YOUR TASK = Each line that holds the word "Investigador" is to be identified and copied.

* start *

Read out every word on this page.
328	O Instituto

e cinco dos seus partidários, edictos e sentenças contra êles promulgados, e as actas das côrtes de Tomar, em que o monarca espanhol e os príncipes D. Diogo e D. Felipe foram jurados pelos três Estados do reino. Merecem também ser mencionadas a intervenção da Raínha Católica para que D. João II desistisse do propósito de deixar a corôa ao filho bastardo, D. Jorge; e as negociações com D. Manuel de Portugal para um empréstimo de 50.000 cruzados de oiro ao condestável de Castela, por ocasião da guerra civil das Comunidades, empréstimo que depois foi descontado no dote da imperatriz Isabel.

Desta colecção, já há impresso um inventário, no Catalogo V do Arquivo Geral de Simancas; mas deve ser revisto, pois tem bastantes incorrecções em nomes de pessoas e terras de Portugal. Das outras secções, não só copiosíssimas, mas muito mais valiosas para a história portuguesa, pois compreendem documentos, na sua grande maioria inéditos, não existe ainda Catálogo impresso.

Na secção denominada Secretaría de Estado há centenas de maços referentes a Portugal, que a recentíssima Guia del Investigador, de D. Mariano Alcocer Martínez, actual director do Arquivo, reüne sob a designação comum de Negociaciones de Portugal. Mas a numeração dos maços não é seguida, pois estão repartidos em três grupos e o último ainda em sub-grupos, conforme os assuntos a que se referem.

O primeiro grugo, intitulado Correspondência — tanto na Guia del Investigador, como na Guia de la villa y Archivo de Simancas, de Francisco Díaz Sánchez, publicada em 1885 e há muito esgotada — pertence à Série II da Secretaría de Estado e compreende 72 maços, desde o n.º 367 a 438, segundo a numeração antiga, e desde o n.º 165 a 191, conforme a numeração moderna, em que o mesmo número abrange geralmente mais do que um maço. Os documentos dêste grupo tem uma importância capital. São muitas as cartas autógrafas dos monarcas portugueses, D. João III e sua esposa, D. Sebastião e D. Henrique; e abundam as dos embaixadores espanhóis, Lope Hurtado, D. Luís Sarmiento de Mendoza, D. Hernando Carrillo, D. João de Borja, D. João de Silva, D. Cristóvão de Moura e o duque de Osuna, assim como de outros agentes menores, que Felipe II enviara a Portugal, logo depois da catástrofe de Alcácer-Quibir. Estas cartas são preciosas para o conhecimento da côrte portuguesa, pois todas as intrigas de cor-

* end *

REPLY =
Na secção denominada Secretaría de Estado há centenas de maços referentes a Portugal, que a recentíssima Guia del Investigador, de D. Mariano Alcocer Martínez, actual director do Arquivo, reüne sob a designação comum de Negociaciones de Portugal. Mas a numeração dos maços não é seguida, pois estão repartidos em três grupos e o último ainda em sub-grupos, conforme os assuntos a que se referem.
O primeiro grugo, intitulado Correspondência — tanto na Guia del Investigador, como na Guia de la villa y Archivo de Simancas, de Francisco Díaz Sánchez, publicada em 1885 e há muito esgotada — pertence à Série II da Secretaría de Estado e compreende 72 maços, desde o n.º 367 a 438, segundo a numeração antiga, e desde o n.º 165 a 191, conforme a numeração moderna, em que o mesmo número abrange geralmente mais do que um maço. Os documentos dêste grupo tem uma importância capital. São muitas as cartas autógrafas dos monarcas portugueses, D. João III e sua esposa, D. Sebastião e D. Henrique; e abundam as dos embaixadores espanhóis, Lope Hurtado, D. Luís Sarmiento de Mendoza, D. Hernando Carrillo, D. João de Borja, D. João de Silva, D. Cristóvão de Moura e o duque de Osuna, assim como de outros agentes menores, que Felipe II enviara a Portugal, logo depois da catástrofe de Alcácer-Quibir. Estas cartas são preciosas para o conhecimento da côrte portuguesa, pois todas as intrigas de cor-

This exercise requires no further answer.